### Objective
Read the entries below and pull out each line with the string "Intensity".

++++ Records supplied

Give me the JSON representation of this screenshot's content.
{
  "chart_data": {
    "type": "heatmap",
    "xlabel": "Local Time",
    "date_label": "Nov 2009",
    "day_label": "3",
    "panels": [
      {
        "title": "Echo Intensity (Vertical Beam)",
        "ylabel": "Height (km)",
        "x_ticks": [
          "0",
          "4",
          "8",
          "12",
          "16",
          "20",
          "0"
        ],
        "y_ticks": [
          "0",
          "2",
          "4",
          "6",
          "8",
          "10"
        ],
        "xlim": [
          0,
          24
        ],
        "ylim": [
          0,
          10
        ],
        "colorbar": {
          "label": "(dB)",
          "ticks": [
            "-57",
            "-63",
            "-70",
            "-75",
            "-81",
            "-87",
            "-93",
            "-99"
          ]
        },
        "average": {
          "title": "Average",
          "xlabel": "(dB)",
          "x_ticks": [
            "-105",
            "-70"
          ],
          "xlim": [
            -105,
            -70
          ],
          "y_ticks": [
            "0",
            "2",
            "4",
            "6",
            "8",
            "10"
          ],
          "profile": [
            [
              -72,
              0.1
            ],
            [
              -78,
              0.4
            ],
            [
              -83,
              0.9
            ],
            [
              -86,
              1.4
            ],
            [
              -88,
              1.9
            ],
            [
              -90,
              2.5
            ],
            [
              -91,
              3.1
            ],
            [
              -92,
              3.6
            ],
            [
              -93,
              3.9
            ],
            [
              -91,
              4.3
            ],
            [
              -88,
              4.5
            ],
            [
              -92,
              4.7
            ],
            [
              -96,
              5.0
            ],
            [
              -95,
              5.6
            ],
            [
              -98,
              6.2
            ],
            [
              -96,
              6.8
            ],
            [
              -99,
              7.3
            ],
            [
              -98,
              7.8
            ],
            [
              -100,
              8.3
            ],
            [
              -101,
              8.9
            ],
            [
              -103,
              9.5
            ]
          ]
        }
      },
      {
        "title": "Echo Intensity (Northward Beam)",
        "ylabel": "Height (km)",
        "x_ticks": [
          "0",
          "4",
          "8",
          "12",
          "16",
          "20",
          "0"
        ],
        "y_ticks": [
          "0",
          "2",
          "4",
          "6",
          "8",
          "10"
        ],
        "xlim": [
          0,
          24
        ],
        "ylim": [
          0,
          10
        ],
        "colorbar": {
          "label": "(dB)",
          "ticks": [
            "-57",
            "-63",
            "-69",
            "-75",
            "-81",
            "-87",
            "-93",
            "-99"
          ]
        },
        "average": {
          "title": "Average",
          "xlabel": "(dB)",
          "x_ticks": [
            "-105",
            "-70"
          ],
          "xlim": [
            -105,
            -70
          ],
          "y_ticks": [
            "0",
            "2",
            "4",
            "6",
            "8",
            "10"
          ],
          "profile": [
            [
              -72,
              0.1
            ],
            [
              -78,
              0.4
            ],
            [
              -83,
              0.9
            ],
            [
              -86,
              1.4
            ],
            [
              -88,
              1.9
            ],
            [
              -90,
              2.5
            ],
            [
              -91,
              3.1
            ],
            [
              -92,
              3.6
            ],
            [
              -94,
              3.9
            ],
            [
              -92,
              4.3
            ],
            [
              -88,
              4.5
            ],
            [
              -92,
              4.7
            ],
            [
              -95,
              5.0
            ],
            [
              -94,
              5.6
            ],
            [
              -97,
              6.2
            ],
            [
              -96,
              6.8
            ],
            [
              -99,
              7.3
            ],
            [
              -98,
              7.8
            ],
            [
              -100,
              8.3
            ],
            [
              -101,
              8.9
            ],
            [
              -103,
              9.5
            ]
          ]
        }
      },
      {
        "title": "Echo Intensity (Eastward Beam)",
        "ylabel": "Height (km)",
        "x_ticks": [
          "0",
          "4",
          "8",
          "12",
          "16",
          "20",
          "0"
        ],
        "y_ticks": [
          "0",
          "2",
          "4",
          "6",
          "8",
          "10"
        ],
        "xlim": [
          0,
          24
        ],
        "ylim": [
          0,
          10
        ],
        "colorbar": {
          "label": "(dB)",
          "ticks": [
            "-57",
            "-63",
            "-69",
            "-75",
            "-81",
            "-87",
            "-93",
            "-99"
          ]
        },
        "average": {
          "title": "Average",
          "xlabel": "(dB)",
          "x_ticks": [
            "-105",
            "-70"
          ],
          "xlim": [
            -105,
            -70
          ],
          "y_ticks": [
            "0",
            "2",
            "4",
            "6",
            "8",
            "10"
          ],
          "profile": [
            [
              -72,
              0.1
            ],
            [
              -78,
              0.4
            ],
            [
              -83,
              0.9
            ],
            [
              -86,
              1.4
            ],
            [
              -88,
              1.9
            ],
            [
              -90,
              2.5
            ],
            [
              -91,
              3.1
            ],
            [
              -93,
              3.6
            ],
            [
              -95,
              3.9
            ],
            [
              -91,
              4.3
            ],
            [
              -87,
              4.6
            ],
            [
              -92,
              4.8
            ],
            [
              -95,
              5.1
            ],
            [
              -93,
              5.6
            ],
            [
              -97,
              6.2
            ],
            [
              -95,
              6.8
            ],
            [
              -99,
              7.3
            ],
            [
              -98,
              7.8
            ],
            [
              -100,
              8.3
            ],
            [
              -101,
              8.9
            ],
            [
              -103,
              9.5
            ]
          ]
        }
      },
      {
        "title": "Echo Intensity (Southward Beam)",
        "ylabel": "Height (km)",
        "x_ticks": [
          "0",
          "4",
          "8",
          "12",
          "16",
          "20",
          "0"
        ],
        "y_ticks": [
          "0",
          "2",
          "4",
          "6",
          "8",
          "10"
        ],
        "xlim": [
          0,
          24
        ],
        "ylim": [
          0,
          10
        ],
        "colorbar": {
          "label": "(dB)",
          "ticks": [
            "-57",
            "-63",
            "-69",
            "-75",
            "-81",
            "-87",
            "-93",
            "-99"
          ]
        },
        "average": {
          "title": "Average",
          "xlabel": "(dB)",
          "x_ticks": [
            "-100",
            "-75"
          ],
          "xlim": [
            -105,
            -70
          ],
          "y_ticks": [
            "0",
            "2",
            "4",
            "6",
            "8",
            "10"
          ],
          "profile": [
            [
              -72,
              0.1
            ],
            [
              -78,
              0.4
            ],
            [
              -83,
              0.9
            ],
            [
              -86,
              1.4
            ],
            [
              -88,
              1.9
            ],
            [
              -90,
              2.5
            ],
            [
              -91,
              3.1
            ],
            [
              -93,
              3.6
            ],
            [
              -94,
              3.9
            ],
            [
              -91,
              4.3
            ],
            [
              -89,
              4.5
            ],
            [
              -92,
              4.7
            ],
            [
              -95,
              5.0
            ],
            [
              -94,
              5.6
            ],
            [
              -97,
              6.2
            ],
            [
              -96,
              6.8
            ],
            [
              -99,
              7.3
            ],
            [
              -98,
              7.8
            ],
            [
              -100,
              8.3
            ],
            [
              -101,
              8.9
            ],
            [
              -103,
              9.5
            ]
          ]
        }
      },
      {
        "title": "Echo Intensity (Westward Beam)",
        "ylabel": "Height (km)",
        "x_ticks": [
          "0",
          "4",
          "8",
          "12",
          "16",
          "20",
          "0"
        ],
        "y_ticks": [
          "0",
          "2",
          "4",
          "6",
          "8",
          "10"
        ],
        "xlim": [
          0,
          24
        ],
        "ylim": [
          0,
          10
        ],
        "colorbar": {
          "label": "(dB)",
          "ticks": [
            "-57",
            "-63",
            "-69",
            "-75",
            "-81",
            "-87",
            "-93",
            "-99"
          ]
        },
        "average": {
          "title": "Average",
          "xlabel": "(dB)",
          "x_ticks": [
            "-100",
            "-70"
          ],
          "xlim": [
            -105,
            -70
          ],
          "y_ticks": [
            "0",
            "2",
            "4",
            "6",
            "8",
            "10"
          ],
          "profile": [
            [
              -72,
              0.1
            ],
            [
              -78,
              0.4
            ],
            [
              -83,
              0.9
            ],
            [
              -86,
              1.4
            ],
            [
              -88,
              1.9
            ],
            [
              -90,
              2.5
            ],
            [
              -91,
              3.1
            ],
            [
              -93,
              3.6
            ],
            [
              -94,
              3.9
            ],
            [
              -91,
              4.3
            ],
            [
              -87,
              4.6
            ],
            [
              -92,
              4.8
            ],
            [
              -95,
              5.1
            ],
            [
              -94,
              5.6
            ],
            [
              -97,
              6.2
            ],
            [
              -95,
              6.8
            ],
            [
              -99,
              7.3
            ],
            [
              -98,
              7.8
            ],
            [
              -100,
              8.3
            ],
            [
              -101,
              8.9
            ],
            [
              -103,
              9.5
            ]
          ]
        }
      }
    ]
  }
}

++++++++

### Problem solution
        "title": "Echo Intensity (Vertical Beam)",
        "title": "Echo Intensity (Northward Beam)",
        "title": "Echo Intensity (Eastward Beam)",
        "title": "Echo Intensity (Southward Beam)",
        "title": "Echo Intensity (Westward Beam)",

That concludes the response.